▼▼▼
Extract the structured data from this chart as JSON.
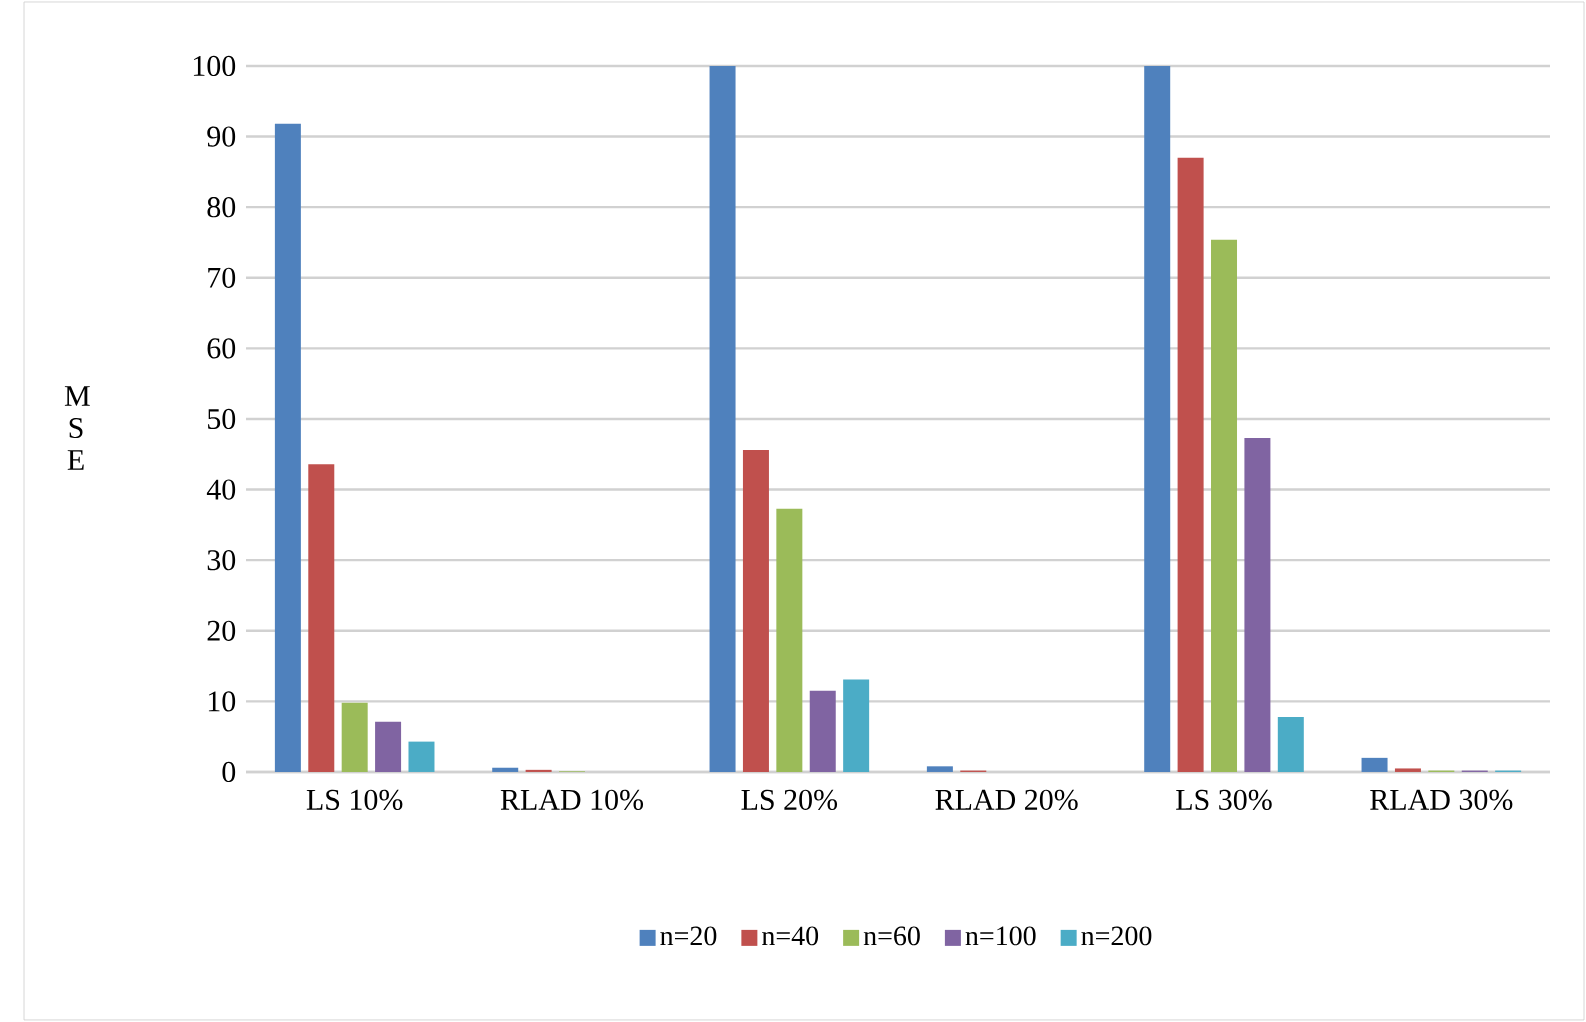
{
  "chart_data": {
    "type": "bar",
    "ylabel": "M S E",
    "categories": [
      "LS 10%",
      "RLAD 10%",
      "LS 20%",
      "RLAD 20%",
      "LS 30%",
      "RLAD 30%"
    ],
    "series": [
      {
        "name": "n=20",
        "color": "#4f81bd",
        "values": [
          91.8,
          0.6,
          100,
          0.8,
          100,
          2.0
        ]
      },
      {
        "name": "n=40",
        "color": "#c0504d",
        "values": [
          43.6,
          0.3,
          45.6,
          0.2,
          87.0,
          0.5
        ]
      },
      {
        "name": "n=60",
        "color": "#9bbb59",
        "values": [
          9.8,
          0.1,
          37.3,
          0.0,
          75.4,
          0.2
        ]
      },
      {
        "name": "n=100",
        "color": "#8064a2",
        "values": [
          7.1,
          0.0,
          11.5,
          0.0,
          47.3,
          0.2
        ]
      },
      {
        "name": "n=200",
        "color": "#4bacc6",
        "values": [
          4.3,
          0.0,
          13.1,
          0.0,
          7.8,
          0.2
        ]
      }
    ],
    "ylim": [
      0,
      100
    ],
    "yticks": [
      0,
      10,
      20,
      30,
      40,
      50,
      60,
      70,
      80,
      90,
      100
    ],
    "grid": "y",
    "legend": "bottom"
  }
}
▲▲▲
## [YOUR INSTRUCTIONS]
Set down the complete material exactly, but do not include the images.

## [ANSWER TO THE EXERCISE]
Extract the structured data from this chart as JSON.
{
  "chart_data": {
    "type": "bar",
    "ylabel": "M S E",
    "categories": [
      "LS 10%",
      "RLAD 10%",
      "LS 20%",
      "RLAD 20%",
      "LS 30%",
      "RLAD 30%"
    ],
    "series": [
      {
        "name": "n=20",
        "color": "#4f81bd",
        "values": [
          91.8,
          0.6,
          100,
          0.8,
          100,
          2.0
        ]
      },
      {
        "name": "n=40",
        "color": "#c0504d",
        "values": [
          43.6,
          0.3,
          45.6,
          0.2,
          87.0,
          0.5
        ]
      },
      {
        "name": "n=60",
        "color": "#9bbb59",
        "values": [
          9.8,
          0.1,
          37.3,
          0.0,
          75.4,
          0.2
        ]
      },
      {
        "name": "n=100",
        "color": "#8064a2",
        "values": [
          7.1,
          0.0,
          11.5,
          0.0,
          47.3,
          0.2
        ]
      },
      {
        "name": "n=200",
        "color": "#4bacc6",
        "values": [
          4.3,
          0.0,
          13.1,
          0.0,
          7.8,
          0.2
        ]
      }
    ],
    "ylim": [
      0,
      100
    ],
    "yticks": [
      0,
      10,
      20,
      30,
      40,
      50,
      60,
      70,
      80,
      90,
      100
    ],
    "grid": "y",
    "legend": "bottom"
  }
}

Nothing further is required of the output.